_What you should do_: Can you quote the records below in full, word for word?

** START **

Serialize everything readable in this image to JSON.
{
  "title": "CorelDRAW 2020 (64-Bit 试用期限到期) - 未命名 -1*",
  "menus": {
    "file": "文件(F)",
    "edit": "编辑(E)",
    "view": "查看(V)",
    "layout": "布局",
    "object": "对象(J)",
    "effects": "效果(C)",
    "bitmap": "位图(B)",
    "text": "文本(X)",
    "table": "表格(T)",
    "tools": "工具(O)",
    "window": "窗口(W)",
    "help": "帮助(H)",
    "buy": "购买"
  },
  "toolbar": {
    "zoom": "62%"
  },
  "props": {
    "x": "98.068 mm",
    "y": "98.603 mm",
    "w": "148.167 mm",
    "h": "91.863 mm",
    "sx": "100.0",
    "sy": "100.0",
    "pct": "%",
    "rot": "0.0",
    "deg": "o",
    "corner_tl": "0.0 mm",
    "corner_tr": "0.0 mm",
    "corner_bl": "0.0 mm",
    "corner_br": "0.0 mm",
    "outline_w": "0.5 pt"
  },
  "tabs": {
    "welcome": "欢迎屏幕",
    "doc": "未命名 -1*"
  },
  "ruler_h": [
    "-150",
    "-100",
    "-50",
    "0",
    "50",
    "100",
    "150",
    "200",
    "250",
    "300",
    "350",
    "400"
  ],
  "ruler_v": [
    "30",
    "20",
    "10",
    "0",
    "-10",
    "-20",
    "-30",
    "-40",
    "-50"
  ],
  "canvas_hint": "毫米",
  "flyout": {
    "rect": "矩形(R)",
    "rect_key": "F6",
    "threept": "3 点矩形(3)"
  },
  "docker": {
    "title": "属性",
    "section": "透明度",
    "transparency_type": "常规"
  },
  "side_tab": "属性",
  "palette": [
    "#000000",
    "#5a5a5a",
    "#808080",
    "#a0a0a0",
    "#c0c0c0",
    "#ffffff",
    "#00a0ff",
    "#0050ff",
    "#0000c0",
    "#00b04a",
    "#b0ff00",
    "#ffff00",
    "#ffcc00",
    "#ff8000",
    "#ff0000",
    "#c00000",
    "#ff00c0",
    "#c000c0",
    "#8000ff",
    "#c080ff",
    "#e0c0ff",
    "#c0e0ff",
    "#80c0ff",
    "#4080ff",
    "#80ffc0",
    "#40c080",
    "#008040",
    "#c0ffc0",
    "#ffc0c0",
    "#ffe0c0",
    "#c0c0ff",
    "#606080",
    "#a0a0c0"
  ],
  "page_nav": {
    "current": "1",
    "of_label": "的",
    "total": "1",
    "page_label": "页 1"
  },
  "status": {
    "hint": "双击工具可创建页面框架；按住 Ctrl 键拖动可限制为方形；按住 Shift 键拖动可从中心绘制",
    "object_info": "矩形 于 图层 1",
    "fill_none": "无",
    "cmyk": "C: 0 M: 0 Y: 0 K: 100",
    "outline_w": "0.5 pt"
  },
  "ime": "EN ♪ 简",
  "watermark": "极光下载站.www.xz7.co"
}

** END **

_Full output_:
Serialize everything readable in this image to JSON.
{
  "title": "CorelDRAW 2020 (64-Bit 试用期限到期) - 未命名 -1*",
  "menus": {
    "file": "文件(F)",
    "edit": "编辑(E)",
    "view": "查看(V)",
    "layout": "布局",
    "object": "对象(J)",
    "effects": "效果(C)",
    "bitmap": "位图(B)",
    "text": "文本(X)",
    "table": "表格(T)",
    "tools": "工具(O)",
    "window": "窗口(W)",
    "help": "帮助(H)",
    "buy": "购买"
  },
  "toolbar": {
    "zoom": "62%"
  },
  "props": {
    "x": "98.068 mm",
    "y": "98.603 mm",
    "w": "148.167 mm",
    "h": "91.863 mm",
    "sx": "100.0",
    "sy": "100.0",
    "pct": "%",
    "rot": "0.0",
    "deg": "o",
    "corner_tl": "0.0 mm",
    "corner_tr": "0.0 mm",
    "corner_bl": "0.0 mm",
    "corner_br": "0.0 mm",
    "outline_w": "0.5 pt"
  },
  "tabs": {
    "welcome": "欢迎屏幕",
    "doc": "未命名 -1*"
  },
  "ruler_h": [
    "-150",
    "-100",
    "-50",
    "0",
    "50",
    "100",
    "150",
    "200",
    "250",
    "300",
    "350",
    "400"
  ],
  "ruler_v": [
    "30",
    "20",
    "10",
    "0",
    "-10",
    "-20",
    "-30",
    "-40",
    "-50"
  ],
  "canvas_hint": "毫米",
  "flyout": {
    "rect": "矩形(R)",
    "rect_key": "F6",
    "threept": "3 点矩形(3)"
  },
  "docker": {
    "title": "属性",
    "section": "透明度",
    "transparency_type": "常规"
  },
  "side_tab": "属性",
  "palette": [
    "#000000",
    "#5a5a5a",
    "#808080",
    "#a0a0a0",
    "#c0c0c0",
    "#ffffff",
    "#00a0ff",
    "#0050ff",
    "#0000c0",
    "#00b04a",
    "#b0ff00",
    "#ffff00",
    "#ffcc00",
    "#ff8000",
    "#ff0000",
    "#c00000",
    "#ff00c0",
    "#c000c0",
    "#8000ff",
    "#c080ff",
    "#e0c0ff",
    "#c0e0ff",
    "#80c0ff",
    "#4080ff",
    "#80ffc0",
    "#40c080",
    "#008040",
    "#c0ffc0",
    "#ffc0c0",
    "#ffe0c0",
    "#c0c0ff",
    "#606080",
    "#a0a0c0"
  ],
  "page_nav": {
    "current": "1",
    "of_label": "的",
    "total": "1",
    "page_label": "页 1"
  },
  "status": {
    "hint": "双击工具可创建页面框架；按住 Ctrl 键拖动可限制为方形；按住 Shift 键拖动可从中心绘制",
    "object_info": "矩形 于 图层 1",
    "fill_none": "无",
    "cmyk": "C: 0 M: 0 Y: 0 K: 100",
    "outline_w": "0.5 pt"
  },
  "ime": "EN ♪ 简",
  "watermark": "极光下载站.www.xz7.co"
}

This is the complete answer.